(Figure contents as structured data)
begin

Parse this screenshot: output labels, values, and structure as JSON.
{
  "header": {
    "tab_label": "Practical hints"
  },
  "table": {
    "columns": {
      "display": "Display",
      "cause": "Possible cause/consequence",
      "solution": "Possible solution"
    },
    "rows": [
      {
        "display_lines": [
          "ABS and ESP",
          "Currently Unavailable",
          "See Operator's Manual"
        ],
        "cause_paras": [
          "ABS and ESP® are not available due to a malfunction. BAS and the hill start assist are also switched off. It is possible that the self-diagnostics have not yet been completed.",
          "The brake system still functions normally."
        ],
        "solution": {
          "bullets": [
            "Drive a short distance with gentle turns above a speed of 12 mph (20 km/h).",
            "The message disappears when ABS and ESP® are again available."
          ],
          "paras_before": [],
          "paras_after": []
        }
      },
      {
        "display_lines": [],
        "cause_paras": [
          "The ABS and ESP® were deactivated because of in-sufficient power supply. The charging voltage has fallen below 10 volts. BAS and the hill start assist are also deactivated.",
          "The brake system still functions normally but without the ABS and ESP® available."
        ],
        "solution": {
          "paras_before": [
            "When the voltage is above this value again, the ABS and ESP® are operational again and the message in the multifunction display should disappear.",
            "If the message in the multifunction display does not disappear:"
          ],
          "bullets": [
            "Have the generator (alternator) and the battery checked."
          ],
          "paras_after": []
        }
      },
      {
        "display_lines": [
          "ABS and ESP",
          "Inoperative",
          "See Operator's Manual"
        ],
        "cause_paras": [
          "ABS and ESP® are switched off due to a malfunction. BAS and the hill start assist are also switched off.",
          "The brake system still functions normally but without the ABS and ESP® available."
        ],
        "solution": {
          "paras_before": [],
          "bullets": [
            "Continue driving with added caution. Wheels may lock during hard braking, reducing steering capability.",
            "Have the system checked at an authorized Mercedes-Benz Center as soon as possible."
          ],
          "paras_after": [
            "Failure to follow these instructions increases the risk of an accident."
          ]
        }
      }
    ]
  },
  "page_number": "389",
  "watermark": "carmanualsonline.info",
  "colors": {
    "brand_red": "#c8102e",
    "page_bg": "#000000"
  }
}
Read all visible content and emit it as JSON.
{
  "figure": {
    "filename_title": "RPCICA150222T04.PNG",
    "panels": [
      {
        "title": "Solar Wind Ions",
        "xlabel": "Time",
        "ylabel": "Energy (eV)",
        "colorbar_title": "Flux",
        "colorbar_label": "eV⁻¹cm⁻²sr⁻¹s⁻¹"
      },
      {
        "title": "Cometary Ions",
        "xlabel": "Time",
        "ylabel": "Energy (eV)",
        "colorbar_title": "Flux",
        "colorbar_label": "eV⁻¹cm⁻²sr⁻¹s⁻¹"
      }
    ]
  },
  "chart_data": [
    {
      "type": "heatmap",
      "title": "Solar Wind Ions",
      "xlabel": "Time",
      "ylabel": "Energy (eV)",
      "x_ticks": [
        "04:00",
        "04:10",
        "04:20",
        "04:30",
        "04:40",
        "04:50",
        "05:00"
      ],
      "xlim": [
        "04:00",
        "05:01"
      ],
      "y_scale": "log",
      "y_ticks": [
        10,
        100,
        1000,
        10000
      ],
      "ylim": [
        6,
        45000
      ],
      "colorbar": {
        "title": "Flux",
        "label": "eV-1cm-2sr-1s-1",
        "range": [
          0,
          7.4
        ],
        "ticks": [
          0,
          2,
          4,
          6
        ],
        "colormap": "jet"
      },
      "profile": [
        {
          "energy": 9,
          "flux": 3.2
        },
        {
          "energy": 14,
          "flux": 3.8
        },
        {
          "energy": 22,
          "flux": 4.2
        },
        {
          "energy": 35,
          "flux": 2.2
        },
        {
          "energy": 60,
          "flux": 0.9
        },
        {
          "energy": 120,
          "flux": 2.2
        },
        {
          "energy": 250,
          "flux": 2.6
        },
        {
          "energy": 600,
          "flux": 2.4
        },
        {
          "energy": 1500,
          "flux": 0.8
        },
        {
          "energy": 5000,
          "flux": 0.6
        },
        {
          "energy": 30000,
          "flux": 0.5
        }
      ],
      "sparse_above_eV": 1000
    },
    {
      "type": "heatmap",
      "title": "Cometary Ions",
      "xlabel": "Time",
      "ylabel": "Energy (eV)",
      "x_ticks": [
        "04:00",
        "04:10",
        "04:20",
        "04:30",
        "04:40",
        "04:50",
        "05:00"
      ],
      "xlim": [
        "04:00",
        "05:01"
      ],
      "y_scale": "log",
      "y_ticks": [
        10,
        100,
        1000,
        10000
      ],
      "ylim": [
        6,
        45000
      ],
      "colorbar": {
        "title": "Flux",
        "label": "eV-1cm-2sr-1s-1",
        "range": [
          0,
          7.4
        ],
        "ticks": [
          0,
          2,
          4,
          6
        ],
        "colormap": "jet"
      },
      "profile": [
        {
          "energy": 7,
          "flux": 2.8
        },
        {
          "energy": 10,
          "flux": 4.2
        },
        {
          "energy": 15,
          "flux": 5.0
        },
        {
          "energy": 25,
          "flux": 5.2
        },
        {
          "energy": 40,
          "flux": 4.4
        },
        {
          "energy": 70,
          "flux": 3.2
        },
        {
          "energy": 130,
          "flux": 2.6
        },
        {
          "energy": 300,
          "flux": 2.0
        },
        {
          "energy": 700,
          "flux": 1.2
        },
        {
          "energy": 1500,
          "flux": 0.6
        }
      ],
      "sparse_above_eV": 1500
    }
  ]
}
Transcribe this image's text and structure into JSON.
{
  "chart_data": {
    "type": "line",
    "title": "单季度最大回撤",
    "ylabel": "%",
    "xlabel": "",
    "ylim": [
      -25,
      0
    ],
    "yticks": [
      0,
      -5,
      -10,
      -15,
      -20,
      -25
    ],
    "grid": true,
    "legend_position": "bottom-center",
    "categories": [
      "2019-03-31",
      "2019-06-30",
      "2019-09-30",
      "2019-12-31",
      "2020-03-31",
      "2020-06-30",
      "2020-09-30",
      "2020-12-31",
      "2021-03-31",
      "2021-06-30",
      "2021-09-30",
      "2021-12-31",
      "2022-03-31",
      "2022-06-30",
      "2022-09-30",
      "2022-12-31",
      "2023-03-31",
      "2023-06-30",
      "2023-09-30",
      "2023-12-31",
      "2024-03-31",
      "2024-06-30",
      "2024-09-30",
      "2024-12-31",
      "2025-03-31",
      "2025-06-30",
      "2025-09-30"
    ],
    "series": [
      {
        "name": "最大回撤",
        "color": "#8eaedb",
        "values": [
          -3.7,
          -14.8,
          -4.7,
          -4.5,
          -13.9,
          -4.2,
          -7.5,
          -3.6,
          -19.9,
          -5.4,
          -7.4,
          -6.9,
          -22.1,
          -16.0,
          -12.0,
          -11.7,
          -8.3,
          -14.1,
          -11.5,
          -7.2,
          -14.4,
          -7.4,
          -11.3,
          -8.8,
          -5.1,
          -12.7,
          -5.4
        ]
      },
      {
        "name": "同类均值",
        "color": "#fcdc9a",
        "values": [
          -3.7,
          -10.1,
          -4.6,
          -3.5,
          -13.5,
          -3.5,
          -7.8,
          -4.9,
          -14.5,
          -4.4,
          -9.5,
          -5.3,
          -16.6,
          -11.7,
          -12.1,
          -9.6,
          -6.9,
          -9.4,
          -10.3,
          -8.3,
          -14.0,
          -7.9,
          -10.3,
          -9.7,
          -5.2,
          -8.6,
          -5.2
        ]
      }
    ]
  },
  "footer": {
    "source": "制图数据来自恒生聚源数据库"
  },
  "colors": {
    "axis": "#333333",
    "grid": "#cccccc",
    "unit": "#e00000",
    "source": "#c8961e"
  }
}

end

= Instructions to follow =
Repeat all the entries word for word.

= Exercise result =
Parse this screenshot: output labels, values, and structure as JSON.
{
  "header": {
    "tab_label": "Practical hints"
  },
  "table": {
    "columns": {
      "display": "Display",
      "cause": "Possible cause/consequence",
      "solution": "Possible solution"
    },
    "rows": [
      {
        "display_lines": [
          "ABS and ESP",
          "Currently Unavailable",
          "See Operator's Manual"
        ],
        "cause_paras": [
          "ABS and ESP® are not available due to a malfunction. BAS and the hill start assist are also switched off. It is possible that the self-diagnostics have not yet been completed.",
          "The brake system still functions normally."
        ],
        "solution": {
          "bullets": [
            "Drive a short distance with gentle turns above a speed of 12 mph (20 km/h).",
            "The message disappears when ABS and ESP® are again available."
          ],
          "paras_before": [],
          "paras_after": []
        }
      },
      {
        "display_lines": [],
        "cause_paras": [
          "The ABS and ESP® were deactivated because of in-sufficient power supply. The charging voltage has fallen below 10 volts. BAS and the hill start assist are also deactivated.",
          "The brake system still functions normally but without the ABS and ESP® available."
        ],
        "solution": {
          "paras_before": [
            "When the voltage is above this value again, the ABS and ESP® are operational again and the message in the multifunction display should disappear.",
            "If the message in the multifunction display does not disappear:"
          ],
          "bullets": [
            "Have the generator (alternator) and the battery checked."
          ],
          "paras_after": []
        }
      },
      {
        "display_lines": [
          "ABS and ESP",
          "Inoperative",
          "See Operator's Manual"
        ],
        "cause_paras": [
          "ABS and ESP® are switched off due to a malfunction. BAS and the hill start assist are also switched off.",
          "The brake system still functions normally but without the ABS and ESP® available."
        ],
        "solution": {
          "paras_before": [],
          "bullets": [
            "Continue driving with added caution. Wheels may lock during hard braking, reducing steering capability.",
            "Have the system checked at an authorized Mercedes-Benz Center as soon as possible."
          ],
          "paras_after": [
            "Failure to follow these instructions increases the risk of an accident."
          ]
        }
      }
    ]
  },
  "page_number": "389",
  "watermark": "carmanualsonline.info",
  "colors": {
    "brand_red": "#c8102e",
    "page_bg": "#000000"
  }
}
Read all visible content and emit it as JSON.
{
  "figure": {
    "filename_title": "RPCICA150222T04.PNG",
    "panels": [
      {
        "title": "Solar Wind Ions",
        "xlabel": "Time",
        "ylabel": "Energy (eV)",
        "colorbar_title": "Flux",
        "colorbar_label": "eV⁻¹cm⁻²sr⁻¹s⁻¹"
      },
      {
        "title": "Cometary Ions",
        "xlabel": "Time",
        "ylabel": "Energy (eV)",
        "colorbar_title": "Flux",
        "colorbar_label": "eV⁻¹cm⁻²sr⁻¹s⁻¹"
      }
    ]
  },
  "chart_data": [
    {
      "type": "heatmap",
      "title": "Solar Wind Ions",
      "xlabel": "Time",
      "ylabel": "Energy (eV)",
      "x_ticks": [
        "04:00",
        "04:10",
        "04:20",
        "04:30",
        "04:40",
        "04:50",
        "05:00"
      ],
      "xlim": [
        "04:00",
        "05:01"
      ],
      "y_scale": "log",
      "y_ticks": [
        10,
        100,
        1000,
        10000
      ],
      "ylim": [
        6,
        45000
      ],
      "colorbar": {
        "title": "Flux",
        "label": "eV-1cm-2sr-1s-1",
        "range": [
          0,
          7.4
        ],
        "ticks": [
          0,
          2,
          4,
          6
        ],
        "colormap": "jet"
      },
      "profile": [
        {
          "energy": 9,
          "flux": 3.2
        },
        {
          "energy": 14,
          "flux": 3.8
        },
        {
          "energy": 22,
          "flux": 4.2
        },
        {
          "energy": 35,
          "flux": 2.2
        },
        {
          "energy": 60,
          "flux": 0.9
        },
        {
          "energy": 120,
          "flux": 2.2
        },
        {
          "energy": 250,
          "flux": 2.6
        },
        {
          "energy": 600,
          "flux": 2.4
        },
        {
          "energy": 1500,
          "flux": 0.8
        },
        {
          "energy": 5000,
          "flux": 0.6
        },
        {
          "energy": 30000,
          "flux": 0.5
        }
      ],
      "sparse_above_eV": 1000
    },
    {
      "type": "heatmap",
      "title": "Cometary Ions",
      "xlabel": "Time",
      "ylabel": "Energy (eV)",
      "x_ticks": [
        "04:00",
        "04:10",
        "04:20",
        "04:30",
        "04:40",
        "04:50",
        "05:00"
      ],
      "xlim": [
        "04:00",
        "05:01"
      ],
      "y_scale": "log",
      "y_ticks": [
        10,
        100,
        1000,
        10000
      ],
      "ylim": [
        6,
        45000
      ],
      "colorbar": {
        "title": "Flux",
        "label": "eV-1cm-2sr-1s-1",
        "range": [
          0,
          7.4
        ],
        "ticks": [
          0,
          2,
          4,
          6
        ],
        "colormap": "jet"
      },
      "profile": [
        {
          "energy": 7,
          "flux": 2.8
        },
        {
          "energy": 10,
          "flux": 4.2
        },
        {
          "energy": 15,
          "flux": 5.0
        },
        {
          "energy": 25,
          "flux": 5.2
        },
        {
          "energy": 40,
          "flux": 4.4
        },
        {
          "energy": 70,
          "flux": 3.2
        },
        {
          "energy": 130,
          "flux": 2.6
        },
        {
          "energy": 300,
          "flux": 2.0
        },
        {
          "energy": 700,
          "flux": 1.2
        },
        {
          "energy": 1500,
          "flux": 0.6
        }
      ],
      "sparse_above_eV": 1500
    }
  ]
}
Transcribe this image's text and structure into JSON.
{
  "chart_data": {
    "type": "line",
    "title": "单季度最大回撤",
    "ylabel": "%",
    "xlabel": "",
    "ylim": [
      -25,
      0
    ],
    "yticks": [
      0,
      -5,
      -10,
      -15,
      -20,
      -25
    ],
    "grid": true,
    "legend_position": "bottom-center",
    "categories": [
      "2019-03-31",
      "2019-06-30",
      "2019-09-30",
      "2019-12-31",
      "2020-03-31",
      "2020-06-30",
      "2020-09-30",
      "2020-12-31",
      "2021-03-31",
      "2021-06-30",
      "2021-09-30",
      "2021-12-31",
      "2022-03-31",
      "2022-06-30",
      "2022-09-30",
      "2022-12-31",
      "2023-03-31",
      "2023-06-30",
      "2023-09-30",
      "2023-12-31",
      "2024-03-31",
      "2024-06-30",
      "2024-09-30",
      "2024-12-31",
      "2025-03-31",
      "2025-06-30",
      "2025-09-30"
    ],
    "series": [
      {
        "name": "最大回撤",
        "color": "#8eaedb",
        "values": [
          -3.7,
          -14.8,
          -4.7,
          -4.5,
          -13.9,
          -4.2,
          -7.5,
          -3.6,
          -19.9,
          -5.4,
          -7.4,
          -6.9,
          -22.1,
          -16.0,
          -12.0,
          -11.7,
          -8.3,
          -14.1,
          -11.5,
          -7.2,
          -14.4,
          -7.4,
          -11.3,
          -8.8,
          -5.1,
          -12.7,
          -5.4
        ]
      },
      {
        "name": "同类均值",
        "color": "#fcdc9a",
        "values": [
          -3.7,
          -10.1,
          -4.6,
          -3.5,
          -13.5,
          -3.5,
          -7.8,
          -4.9,
          -14.5,
          -4.4,
          -9.5,
          -5.3,
          -16.6,
          -11.7,
          -12.1,
          -9.6,
          -6.9,
          -9.4,
          -10.3,
          -8.3,
          -14.0,
          -7.9,
          -10.3,
          -9.7,
          -5.2,
          -8.6,
          -5.2
        ]
      }
    ]
  },
  "footer": {
    "source": "制图数据来自恒生聚源数据库"
  },
  "colors": {
    "axis": "#333333",
    "grid": "#cccccc",
    "unit": "#e00000",
    "source": "#c8961e"
  }
}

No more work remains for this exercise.